* Begin *

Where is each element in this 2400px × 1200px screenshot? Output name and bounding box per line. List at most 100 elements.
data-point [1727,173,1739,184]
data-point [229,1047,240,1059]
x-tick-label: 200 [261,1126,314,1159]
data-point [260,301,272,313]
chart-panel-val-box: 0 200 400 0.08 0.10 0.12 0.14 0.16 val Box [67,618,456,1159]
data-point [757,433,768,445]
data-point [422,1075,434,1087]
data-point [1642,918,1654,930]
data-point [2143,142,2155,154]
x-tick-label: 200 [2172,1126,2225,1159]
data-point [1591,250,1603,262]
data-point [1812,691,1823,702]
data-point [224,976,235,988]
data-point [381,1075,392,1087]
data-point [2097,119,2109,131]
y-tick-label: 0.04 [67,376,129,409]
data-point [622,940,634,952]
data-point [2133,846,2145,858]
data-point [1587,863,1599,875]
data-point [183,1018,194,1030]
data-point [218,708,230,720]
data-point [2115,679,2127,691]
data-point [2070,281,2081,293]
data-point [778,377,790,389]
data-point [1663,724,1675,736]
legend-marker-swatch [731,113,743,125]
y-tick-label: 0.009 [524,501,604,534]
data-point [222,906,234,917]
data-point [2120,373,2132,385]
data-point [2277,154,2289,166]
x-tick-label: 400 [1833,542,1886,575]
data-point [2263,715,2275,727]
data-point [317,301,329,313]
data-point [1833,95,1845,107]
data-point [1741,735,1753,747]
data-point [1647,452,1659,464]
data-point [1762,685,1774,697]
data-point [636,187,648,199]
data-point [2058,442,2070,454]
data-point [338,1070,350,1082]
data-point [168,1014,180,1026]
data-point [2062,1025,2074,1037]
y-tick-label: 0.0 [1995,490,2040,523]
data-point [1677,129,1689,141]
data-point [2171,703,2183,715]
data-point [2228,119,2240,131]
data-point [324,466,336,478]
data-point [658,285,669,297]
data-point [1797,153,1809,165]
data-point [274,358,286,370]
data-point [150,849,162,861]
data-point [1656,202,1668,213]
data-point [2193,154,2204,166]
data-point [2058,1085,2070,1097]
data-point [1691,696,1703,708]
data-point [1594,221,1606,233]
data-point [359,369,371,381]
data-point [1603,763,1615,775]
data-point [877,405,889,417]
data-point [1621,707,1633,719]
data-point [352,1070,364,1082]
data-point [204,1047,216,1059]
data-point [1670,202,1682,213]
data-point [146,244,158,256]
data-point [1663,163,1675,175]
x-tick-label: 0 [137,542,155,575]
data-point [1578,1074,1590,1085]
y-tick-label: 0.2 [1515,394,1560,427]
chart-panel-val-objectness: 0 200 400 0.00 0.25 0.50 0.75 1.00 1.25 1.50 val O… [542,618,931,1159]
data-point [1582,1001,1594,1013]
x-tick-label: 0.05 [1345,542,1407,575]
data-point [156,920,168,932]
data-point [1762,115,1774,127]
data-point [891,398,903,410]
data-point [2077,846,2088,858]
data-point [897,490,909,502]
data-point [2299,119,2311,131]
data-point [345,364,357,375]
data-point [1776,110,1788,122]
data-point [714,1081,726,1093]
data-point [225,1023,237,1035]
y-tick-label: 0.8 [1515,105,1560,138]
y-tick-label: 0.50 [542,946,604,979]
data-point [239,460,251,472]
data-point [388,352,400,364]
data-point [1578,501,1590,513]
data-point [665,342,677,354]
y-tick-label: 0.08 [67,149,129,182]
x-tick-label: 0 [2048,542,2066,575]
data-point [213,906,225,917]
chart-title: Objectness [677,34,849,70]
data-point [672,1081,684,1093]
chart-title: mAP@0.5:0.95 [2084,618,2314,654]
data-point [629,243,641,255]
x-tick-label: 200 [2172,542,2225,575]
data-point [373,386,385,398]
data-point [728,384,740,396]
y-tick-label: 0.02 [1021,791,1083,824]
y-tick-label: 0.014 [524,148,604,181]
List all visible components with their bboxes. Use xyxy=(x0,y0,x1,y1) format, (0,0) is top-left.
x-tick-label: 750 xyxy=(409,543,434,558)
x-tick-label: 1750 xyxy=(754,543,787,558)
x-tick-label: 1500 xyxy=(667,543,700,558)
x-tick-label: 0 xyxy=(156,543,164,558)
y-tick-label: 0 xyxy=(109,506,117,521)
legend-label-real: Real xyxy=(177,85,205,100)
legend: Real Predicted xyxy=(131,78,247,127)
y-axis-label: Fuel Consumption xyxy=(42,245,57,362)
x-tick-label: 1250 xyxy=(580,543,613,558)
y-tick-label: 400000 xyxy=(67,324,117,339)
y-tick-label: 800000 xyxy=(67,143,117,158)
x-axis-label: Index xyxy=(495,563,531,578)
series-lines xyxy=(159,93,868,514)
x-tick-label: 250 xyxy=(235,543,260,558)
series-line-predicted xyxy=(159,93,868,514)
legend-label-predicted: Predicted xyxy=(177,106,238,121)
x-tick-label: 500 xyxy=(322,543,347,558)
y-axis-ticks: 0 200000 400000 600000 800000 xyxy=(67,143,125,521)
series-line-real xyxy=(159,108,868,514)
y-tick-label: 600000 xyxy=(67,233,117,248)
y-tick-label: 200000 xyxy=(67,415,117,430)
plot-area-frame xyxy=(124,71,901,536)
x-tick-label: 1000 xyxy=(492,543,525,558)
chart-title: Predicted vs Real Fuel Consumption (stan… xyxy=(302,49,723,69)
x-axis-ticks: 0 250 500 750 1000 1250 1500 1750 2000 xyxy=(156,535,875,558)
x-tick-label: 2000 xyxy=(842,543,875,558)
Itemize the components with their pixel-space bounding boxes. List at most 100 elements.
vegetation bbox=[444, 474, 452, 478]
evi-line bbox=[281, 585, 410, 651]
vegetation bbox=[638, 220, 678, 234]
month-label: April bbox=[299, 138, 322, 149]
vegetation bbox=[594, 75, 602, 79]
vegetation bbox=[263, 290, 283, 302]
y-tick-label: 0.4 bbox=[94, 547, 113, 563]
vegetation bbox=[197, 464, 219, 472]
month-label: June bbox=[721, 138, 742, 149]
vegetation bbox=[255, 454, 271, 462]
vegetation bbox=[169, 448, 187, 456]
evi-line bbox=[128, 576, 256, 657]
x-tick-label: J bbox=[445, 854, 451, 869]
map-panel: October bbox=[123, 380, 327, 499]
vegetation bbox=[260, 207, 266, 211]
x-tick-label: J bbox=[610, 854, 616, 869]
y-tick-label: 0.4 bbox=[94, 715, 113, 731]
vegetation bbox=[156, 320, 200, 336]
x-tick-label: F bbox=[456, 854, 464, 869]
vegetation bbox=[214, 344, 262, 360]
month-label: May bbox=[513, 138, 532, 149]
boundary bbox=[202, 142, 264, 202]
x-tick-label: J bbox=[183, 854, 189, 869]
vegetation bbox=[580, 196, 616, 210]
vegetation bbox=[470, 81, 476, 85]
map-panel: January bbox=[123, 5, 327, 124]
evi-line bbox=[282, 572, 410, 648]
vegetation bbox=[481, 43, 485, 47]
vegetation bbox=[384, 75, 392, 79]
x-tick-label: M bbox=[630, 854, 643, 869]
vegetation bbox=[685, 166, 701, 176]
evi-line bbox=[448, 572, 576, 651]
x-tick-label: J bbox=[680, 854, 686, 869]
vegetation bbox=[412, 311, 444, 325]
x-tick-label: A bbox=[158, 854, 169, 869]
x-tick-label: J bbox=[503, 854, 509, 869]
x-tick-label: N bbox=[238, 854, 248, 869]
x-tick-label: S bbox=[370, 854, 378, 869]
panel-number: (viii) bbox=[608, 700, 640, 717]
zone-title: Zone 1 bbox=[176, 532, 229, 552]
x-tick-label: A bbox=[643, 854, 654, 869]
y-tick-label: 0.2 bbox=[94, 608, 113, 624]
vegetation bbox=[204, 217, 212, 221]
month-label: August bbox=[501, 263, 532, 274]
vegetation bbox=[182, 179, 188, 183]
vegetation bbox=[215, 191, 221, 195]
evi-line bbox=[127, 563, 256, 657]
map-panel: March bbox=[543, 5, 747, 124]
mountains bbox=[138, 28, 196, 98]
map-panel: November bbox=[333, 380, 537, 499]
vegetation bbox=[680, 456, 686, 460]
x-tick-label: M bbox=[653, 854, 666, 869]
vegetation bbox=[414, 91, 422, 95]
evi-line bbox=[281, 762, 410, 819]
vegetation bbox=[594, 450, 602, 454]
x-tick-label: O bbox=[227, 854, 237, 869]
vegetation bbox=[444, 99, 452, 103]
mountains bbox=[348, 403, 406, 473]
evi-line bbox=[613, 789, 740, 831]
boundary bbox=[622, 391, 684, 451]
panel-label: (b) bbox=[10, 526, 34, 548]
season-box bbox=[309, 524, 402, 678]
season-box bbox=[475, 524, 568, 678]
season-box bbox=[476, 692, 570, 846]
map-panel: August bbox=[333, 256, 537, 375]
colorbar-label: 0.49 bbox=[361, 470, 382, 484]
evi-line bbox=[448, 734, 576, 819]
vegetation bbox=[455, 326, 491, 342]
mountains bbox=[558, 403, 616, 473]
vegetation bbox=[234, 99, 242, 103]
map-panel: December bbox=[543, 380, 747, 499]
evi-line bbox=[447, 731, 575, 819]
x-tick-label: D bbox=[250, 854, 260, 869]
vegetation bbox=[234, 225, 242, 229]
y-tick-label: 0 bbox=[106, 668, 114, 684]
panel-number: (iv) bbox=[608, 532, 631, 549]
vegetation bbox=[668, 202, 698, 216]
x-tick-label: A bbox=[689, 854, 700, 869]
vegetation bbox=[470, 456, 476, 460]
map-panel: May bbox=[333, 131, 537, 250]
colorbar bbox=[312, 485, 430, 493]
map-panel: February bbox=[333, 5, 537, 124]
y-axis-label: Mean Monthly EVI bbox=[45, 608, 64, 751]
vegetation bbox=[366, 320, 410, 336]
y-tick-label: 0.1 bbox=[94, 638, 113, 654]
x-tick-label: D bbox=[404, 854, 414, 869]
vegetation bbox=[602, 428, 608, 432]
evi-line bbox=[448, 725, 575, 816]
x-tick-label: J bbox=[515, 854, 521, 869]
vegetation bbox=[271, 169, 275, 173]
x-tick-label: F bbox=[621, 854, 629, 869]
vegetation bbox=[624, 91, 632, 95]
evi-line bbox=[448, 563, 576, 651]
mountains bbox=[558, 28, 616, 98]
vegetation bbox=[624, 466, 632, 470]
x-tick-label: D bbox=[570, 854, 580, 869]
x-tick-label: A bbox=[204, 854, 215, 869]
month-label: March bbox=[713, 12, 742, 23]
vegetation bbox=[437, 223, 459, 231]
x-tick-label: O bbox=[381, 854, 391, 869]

* End *

**Task goal:** Give the part of the entries that runs from the very first line through the line containing "data-point [260,301,272,313]" as a numbered list, leaving out any blank lines.

**Result of the task:**
1. Where is each element in this 2400px × 1200px screenshot? Output name and bounding box per line. List at most 100 elements.
2. data-point [1727,173,1739,184]
3. data-point [229,1047,240,1059]
4. x-tick-label: 200 [261,1126,314,1159]
5. data-point [260,301,272,313]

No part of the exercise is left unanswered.